RECORDS SHOWN

%%

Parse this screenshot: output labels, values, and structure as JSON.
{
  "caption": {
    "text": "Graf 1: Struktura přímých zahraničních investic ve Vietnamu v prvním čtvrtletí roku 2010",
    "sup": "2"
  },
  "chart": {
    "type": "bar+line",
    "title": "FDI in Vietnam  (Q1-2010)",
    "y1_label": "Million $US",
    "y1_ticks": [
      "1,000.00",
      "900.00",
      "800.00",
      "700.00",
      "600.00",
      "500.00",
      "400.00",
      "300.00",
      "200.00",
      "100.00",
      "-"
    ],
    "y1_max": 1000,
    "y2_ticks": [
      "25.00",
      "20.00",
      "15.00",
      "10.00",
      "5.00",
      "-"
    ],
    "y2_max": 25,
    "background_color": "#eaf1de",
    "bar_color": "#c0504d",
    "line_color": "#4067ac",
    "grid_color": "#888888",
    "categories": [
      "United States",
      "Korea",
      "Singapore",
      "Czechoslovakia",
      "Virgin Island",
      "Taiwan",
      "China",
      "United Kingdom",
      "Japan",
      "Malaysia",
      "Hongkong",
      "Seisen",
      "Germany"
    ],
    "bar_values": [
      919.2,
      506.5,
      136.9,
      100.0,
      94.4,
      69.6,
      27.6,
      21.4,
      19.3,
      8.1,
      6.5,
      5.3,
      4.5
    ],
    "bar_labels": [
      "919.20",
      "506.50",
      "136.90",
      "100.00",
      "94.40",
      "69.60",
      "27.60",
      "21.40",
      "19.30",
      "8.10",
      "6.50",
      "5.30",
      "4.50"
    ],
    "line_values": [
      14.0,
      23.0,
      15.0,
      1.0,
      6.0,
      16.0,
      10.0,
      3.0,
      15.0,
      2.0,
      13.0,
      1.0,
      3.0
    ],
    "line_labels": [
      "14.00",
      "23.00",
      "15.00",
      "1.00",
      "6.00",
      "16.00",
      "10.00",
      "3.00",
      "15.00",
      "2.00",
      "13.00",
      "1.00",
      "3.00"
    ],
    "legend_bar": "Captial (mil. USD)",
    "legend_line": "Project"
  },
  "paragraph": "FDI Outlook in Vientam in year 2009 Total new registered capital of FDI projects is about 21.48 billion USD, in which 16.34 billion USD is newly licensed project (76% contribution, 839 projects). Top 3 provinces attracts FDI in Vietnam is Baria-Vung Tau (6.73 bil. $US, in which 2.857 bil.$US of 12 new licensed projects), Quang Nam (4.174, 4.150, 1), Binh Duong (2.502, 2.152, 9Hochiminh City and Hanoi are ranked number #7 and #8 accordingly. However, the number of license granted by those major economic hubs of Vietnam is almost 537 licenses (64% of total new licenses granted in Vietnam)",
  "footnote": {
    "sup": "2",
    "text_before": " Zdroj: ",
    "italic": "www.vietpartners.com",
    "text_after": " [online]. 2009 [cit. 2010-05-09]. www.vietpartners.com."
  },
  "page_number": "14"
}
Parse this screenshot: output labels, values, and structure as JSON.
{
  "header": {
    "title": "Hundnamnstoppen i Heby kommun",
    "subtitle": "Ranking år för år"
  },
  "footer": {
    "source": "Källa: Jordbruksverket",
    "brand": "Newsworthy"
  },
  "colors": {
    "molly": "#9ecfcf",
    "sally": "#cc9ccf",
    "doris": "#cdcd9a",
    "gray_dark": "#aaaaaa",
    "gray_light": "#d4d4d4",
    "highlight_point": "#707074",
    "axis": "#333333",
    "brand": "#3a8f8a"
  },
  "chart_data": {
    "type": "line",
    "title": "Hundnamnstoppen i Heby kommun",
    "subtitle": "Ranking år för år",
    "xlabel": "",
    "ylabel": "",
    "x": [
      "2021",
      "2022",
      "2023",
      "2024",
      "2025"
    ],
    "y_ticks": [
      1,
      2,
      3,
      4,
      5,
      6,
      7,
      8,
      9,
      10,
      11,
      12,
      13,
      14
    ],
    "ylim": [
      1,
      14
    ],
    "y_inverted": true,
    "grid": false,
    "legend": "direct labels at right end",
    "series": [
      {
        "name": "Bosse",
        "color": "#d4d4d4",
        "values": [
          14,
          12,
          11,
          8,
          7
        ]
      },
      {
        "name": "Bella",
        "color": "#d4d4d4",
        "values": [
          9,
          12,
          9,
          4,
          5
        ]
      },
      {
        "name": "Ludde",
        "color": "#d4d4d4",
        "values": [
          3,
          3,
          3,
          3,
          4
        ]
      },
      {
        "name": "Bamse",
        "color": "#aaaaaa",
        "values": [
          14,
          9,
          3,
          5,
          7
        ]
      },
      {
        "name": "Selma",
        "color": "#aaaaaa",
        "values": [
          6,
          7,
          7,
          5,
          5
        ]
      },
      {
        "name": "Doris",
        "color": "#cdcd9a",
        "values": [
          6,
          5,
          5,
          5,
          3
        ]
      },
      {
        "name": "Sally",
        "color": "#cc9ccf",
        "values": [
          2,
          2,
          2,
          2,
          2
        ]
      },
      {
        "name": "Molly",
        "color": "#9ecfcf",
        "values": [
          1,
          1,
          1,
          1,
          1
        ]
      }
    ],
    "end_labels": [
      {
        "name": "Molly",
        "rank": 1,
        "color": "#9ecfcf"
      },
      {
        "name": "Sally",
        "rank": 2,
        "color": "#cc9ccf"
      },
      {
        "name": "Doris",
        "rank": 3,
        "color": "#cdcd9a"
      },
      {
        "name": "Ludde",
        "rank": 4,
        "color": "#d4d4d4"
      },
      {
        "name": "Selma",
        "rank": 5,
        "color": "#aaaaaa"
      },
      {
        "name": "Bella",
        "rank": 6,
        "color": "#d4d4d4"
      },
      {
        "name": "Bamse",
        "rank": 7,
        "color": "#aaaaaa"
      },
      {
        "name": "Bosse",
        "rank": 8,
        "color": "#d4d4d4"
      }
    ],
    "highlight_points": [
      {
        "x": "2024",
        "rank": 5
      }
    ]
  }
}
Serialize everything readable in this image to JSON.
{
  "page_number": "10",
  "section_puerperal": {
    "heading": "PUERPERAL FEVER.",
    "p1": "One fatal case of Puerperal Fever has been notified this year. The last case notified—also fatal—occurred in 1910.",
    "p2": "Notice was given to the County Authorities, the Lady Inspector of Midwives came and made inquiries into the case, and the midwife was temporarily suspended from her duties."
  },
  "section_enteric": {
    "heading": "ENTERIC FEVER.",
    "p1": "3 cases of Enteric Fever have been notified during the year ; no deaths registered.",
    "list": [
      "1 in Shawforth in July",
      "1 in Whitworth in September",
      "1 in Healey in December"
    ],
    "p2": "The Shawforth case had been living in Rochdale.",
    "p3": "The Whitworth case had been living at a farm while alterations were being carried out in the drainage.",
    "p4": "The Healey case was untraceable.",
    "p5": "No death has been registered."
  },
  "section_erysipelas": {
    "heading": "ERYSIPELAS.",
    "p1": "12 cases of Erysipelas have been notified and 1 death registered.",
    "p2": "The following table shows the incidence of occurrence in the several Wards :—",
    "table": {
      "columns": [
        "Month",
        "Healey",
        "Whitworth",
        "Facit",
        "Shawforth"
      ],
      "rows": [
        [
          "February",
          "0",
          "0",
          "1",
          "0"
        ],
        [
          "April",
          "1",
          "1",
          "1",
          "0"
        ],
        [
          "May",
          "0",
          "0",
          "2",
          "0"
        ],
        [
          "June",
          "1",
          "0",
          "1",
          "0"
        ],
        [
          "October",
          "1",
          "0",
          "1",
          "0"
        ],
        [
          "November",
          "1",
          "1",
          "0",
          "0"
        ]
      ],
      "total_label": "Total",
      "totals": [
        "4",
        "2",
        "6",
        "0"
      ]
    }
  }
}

%%

WORK TO DO
Look through the records and gather each line with the word "year".

ANSWER TO THE EXERCISE
  "paragraph": "FDI Outlook in Vientam in year 2009 Total new registered capital of FDI projects is about 21.48 billion USD, in which 16.34 billion USD is newly licensed project (76% contribution, 839 projects). Top 3 provinces attracts FDI in Vietnam is Baria-Vung Tau (6.73 bil. $US, in which 2.857 bil.$US of 12 new licensed projects), Quang Nam (4.174, 4.150, 1), Binh Duong (2.502, 2.152, 9Hochiminh City and Hanoi are ranked number #7 and #8 accordingly. However, the number of license granted by those major economic hubs of Vietnam is almost 537 licenses (64% of total new licenses granted in Vietnam)",
    "p1": "One fatal case of Puerperal Fever has been notified this year. The last case notified—also fatal—occurred in 1910.",
    "p1": "3 cases of Enteric Fever have been notified during the year ; no deaths registered.",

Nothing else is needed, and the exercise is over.